What you will do
Will you write out the data exactly, excluding every picture?

------ Dataset excerpts ------

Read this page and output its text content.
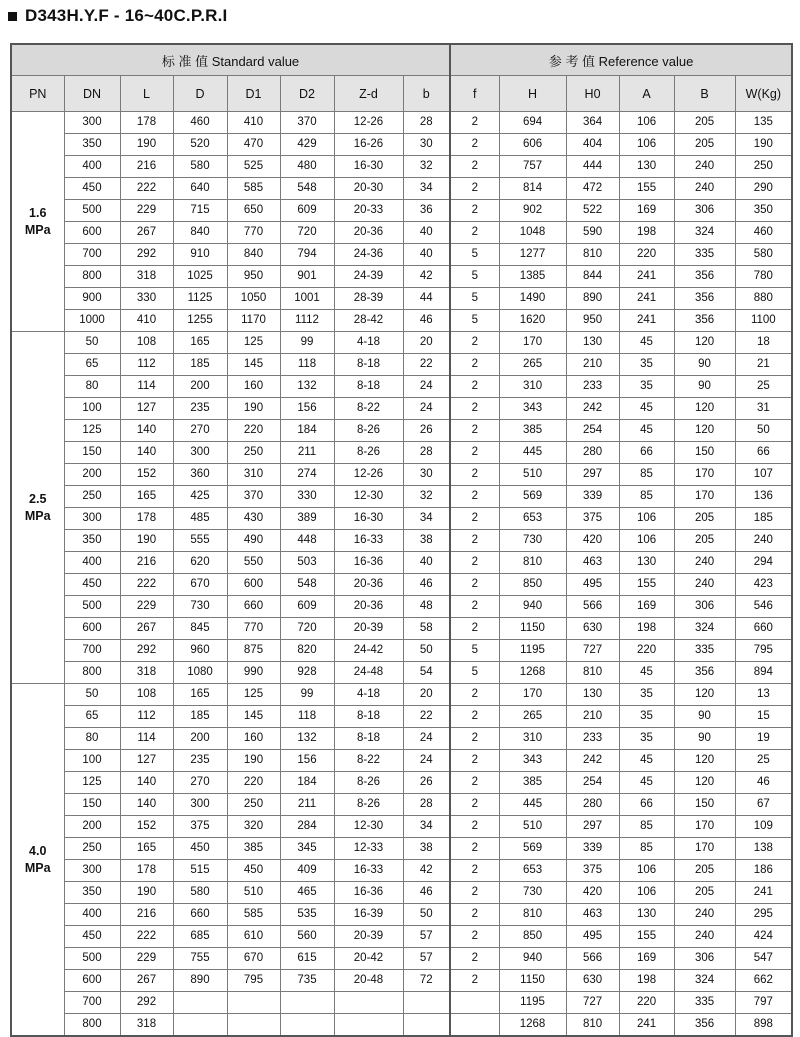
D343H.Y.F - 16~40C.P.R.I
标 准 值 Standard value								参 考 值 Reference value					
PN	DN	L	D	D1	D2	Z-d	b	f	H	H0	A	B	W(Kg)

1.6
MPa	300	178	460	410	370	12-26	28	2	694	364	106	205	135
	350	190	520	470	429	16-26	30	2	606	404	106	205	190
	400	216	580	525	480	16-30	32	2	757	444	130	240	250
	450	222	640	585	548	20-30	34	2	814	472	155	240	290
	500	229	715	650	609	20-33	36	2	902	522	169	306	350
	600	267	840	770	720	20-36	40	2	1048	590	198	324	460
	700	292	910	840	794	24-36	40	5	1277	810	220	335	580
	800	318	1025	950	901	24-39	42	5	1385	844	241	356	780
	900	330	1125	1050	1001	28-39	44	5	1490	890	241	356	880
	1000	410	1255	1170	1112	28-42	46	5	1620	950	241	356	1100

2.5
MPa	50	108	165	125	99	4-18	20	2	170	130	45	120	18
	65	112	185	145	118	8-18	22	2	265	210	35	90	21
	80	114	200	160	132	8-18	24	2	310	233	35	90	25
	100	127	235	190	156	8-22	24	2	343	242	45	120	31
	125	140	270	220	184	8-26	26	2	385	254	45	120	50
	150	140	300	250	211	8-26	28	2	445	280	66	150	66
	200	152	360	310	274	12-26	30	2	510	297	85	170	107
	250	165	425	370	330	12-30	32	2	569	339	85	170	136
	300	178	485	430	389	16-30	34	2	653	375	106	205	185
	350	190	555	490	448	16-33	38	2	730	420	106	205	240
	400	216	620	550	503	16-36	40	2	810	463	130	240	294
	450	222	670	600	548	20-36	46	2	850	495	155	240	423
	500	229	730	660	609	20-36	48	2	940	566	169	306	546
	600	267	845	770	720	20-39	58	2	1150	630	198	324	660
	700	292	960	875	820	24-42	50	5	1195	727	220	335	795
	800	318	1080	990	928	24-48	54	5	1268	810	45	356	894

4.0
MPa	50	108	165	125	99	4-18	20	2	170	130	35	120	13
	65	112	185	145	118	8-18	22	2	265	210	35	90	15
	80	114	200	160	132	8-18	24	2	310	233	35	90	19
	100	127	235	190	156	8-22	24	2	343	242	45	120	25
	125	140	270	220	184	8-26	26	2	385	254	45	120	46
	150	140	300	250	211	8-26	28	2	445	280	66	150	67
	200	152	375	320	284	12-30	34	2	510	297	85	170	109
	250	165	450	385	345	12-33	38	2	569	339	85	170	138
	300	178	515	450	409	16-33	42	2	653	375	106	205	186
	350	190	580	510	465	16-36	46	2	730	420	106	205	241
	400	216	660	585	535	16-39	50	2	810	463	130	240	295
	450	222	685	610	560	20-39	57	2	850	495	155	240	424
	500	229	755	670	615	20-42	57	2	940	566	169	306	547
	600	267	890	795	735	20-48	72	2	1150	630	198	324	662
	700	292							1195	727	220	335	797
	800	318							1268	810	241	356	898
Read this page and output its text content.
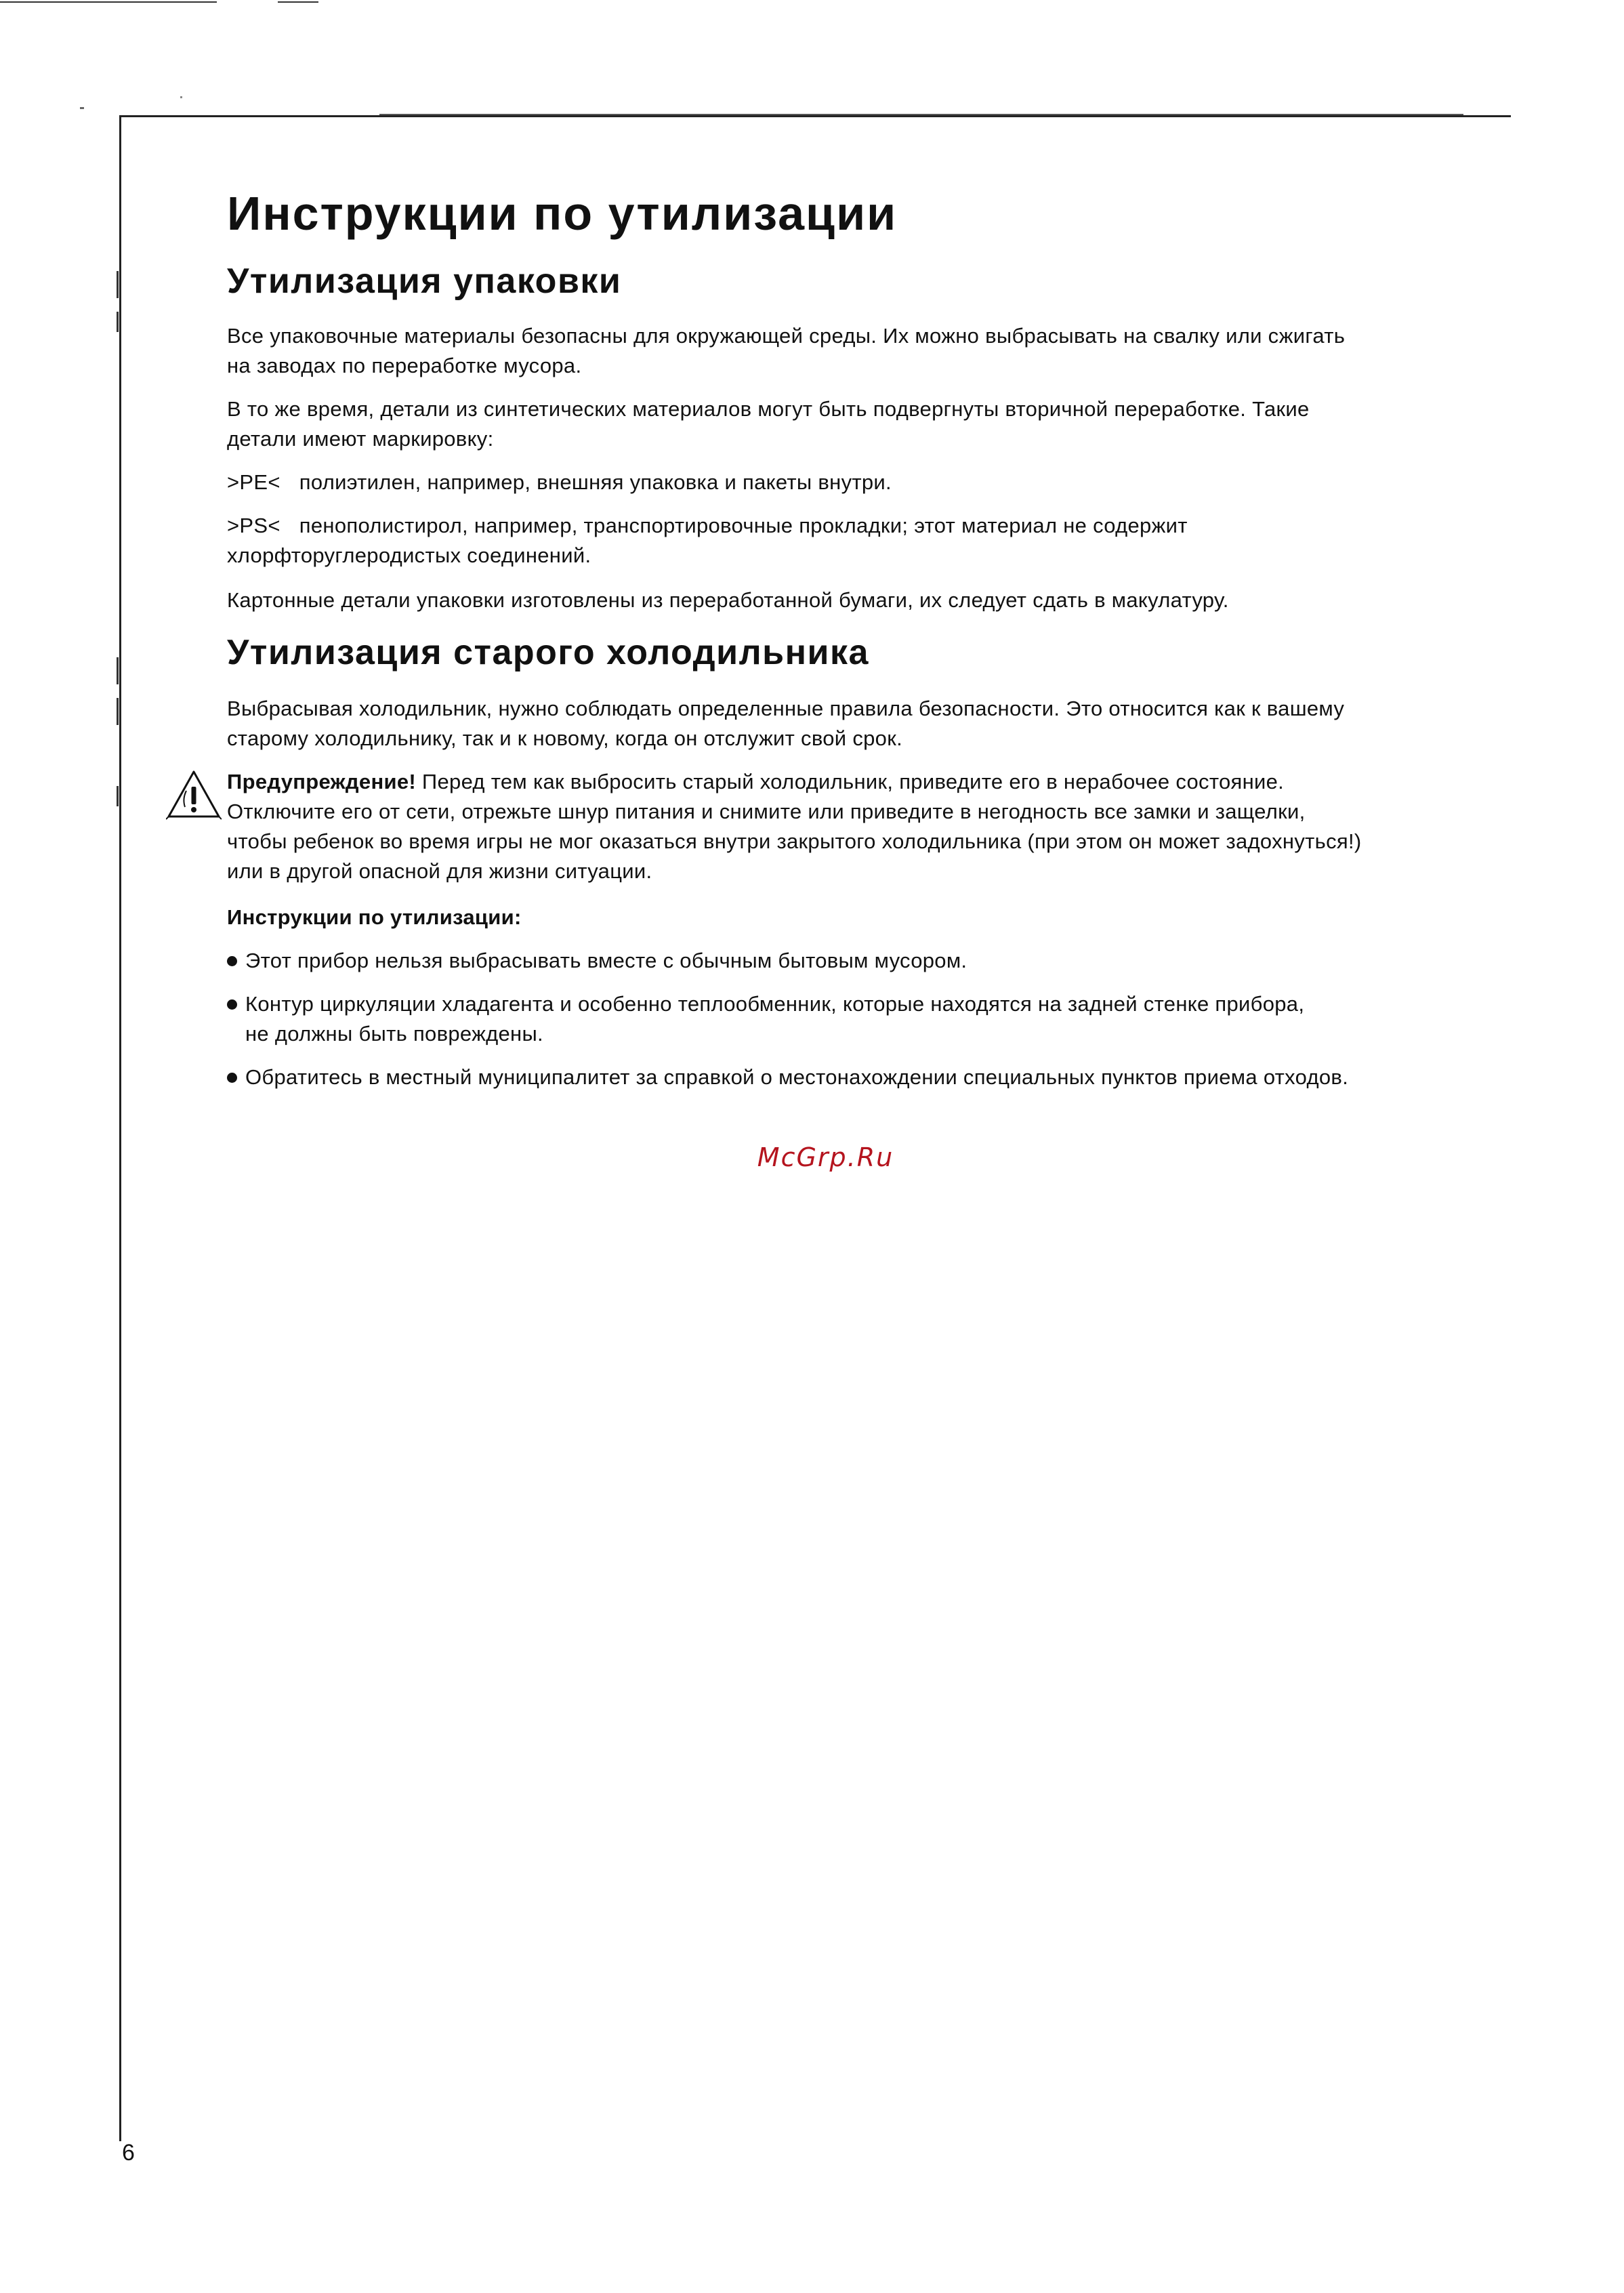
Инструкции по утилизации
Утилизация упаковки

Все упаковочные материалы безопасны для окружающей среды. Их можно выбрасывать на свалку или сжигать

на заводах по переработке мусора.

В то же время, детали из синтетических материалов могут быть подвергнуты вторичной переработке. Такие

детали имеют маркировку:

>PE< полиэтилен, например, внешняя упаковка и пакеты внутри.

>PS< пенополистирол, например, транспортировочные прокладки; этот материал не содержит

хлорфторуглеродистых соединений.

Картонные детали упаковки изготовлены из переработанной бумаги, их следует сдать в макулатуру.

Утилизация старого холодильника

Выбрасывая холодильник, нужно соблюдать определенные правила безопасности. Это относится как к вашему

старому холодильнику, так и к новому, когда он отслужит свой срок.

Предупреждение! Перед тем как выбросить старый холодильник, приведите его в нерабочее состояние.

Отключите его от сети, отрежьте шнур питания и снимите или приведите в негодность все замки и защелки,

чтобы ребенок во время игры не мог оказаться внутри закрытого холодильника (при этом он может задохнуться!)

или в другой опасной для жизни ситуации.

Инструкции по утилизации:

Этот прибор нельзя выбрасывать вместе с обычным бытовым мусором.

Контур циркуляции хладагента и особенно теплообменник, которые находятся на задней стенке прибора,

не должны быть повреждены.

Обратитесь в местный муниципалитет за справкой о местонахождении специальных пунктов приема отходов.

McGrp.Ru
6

------

Result for this exercise
Read this page and output its text content.
D343H.Y.F - 16~40C.P.R.I
标 准 值 Standard value								参 考 值 Reference value					
PN	DN	L	D	D1	D2	Z-d	b	f	H	H0	A	B	W(Kg)

1.6
MPa	300	178	460	410	370	12-26	28	2	694	364	106	205	135
	350	190	520	470	429	16-26	30	2	606	404	106	205	190
	400	216	580	525	480	16-30	32	2	757	444	130	240	250
	450	222	640	585	548	20-30	34	2	814	472	155	240	290
	500	229	715	650	609	20-33	36	2	902	522	169	306	350
	600	267	840	770	720	20-36	40	2	1048	590	198	324	460
	700	292	910	840	794	24-36	40	5	1277	810	220	335	580
	800	318	1025	950	901	24-39	42	5	1385	844	241	356	780
	900	330	1125	1050	1001	28-39	44	5	1490	890	241	356	880
	1000	410	1255	1170	1112	28-42	46	5	1620	950	241	356	1100

2.5
MPa	50	108	165	125	99	4-18	20	2	170	130	45	120	18
	65	112	185	145	118	8-18	22	2	265	210	35	90	21
	80	114	200	160	132	8-18	24	2	310	233	35	90	25
	100	127	235	190	156	8-22	24	2	343	242	45	120	31
	125	140	270	220	184	8-26	26	2	385	254	45	120	50
	150	140	300	250	211	8-26	28	2	445	280	66	150	66
	200	152	360	310	274	12-26	30	2	510	297	85	170	107
	250	165	425	370	330	12-30	32	2	569	339	85	170	136
	300	178	485	430	389	16-30	34	2	653	375	106	205	185
	350	190	555	490	448	16-33	38	2	730	420	106	205	240
	400	216	620	550	503	16-36	40	2	810	463	130	240	294
	450	222	670	600	548	20-36	46	2	850	495	155	240	423
	500	229	730	660	609	20-36	48	2	940	566	169	306	546
	600	267	845	770	720	20-39	58	2	1150	630	198	324	660
	700	292	960	875	820	24-42	50	5	1195	727	220	335	795
	800	318	1080	990	928	24-48	54	5	1268	810	45	356	894

4.0
MPa	50	108	165	125	99	4-18	20	2	170	130	35	120	13
	65	112	185	145	118	8-18	22	2	265	210	35	90	15
	80	114	200	160	132	8-18	24	2	310	233	35	90	19
	100	127	235	190	156	8-22	24	2	343	242	45	120	25
	125	140	270	220	184	8-26	26	2	385	254	45	120	46
	150	140	300	250	211	8-26	28	2	445	280	66	150	67
	200	152	375	320	284	12-30	34	2	510	297	85	170	109
	250	165	450	385	345	12-33	38	2	569	339	85	170	138
	300	178	515	450	409	16-33	42	2	653	375	106	205	186
	350	190	580	510	465	16-36	46	2	730	420	106	205	241
	400	216	660	585	535	16-39	50	2	810	463	130	240	295
	450	222	685	610	560	20-39	57	2	850	495	155	240	424
	500	229	755	670	615	20-42	57	2	940	566	169	306	547
	600	267	890	795	735	20-48	72	2	1150	630	198	324	662
	700	292							1195	727	220	335	797
	800	318							1268	810	241	356	898
Read this page and output its text content.
Инструкции по утилизации
Утилизация упаковки

Все упаковочные материалы безопасны для окружающей среды. Их можно выбрасывать на свалку или сжигать

на заводах по переработке мусора.

В то же время, детали из синтетических материалов могут быть подвергнуты вторичной переработке. Такие

детали имеют маркировку:

>PE< полиэтилен, например, внешняя упаковка и пакеты внутри.

>PS< пенополистирол, например, транспортировочные прокладки; этот материал не содержит

хлорфторуглеродистых соединений.

Картонные детали упаковки изготовлены из переработанной бумаги, их следует сдать в макулатуру.

Утилизация старого холодильника

Выбрасывая холодильник, нужно соблюдать определенные правила безопасности. Это относится как к вашему

старому холодильнику, так и к новому, когда он отслужит свой срок.

Предупреждение! Перед тем как выбросить старый холодильник, приведите его в нерабочее состояние.

Отключите его от сети, отрежьте шнур питания и снимите или приведите в негодность все замки и защелки,

чтобы ребенок во время игры не мог оказаться внутри закрытого холодильника (при этом он может задохнуться!)

или в другой опасной для жизни ситуации.

Инструкции по утилизации:

Этот прибор нельзя выбрасывать вместе с обычным бытовым мусором.

Контур циркуляции хладагента и особенно теплообменник, которые находятся на задней стенке прибора,

не должны быть повреждены.

Обратитесь в местный муниципалитет за справкой о местонахождении специальных пунктов приема отходов.

McGrp.Ru
6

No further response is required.